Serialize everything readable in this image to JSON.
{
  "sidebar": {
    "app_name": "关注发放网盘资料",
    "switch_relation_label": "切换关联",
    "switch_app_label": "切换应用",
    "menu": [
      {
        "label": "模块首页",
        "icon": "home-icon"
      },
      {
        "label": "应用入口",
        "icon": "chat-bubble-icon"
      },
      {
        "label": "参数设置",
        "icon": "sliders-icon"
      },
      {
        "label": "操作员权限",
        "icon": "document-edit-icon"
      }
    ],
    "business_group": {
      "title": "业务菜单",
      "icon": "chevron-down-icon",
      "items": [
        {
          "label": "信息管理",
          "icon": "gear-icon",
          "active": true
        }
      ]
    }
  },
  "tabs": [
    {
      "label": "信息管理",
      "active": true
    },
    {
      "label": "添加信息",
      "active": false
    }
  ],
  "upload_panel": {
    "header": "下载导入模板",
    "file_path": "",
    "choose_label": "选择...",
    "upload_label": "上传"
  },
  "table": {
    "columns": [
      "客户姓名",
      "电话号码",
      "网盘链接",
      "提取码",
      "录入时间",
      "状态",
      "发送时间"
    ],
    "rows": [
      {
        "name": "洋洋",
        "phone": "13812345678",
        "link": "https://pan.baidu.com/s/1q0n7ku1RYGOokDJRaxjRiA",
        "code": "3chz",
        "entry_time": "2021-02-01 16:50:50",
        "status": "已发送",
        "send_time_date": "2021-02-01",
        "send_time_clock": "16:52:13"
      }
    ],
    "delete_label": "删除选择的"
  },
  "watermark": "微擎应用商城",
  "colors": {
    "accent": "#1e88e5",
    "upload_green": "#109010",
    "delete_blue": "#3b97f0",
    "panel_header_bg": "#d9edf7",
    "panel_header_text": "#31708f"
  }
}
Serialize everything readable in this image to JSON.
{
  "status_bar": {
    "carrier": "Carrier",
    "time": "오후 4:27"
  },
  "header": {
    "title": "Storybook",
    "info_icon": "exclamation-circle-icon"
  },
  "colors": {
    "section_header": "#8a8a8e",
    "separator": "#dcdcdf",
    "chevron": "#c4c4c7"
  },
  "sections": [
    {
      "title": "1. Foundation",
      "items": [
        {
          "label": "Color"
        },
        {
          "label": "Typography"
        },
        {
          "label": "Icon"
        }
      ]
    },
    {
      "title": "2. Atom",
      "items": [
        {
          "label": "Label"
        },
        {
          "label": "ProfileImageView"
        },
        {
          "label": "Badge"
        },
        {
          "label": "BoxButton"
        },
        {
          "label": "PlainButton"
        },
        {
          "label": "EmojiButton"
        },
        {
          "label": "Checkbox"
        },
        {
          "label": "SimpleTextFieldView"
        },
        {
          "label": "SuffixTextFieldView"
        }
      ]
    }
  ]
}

**Exercise aim**. Go through the listing above and locate each line that holds the word "active". Copy those lines.

**Result of this exercise**.
          "active": true
      "active": true
      "active": false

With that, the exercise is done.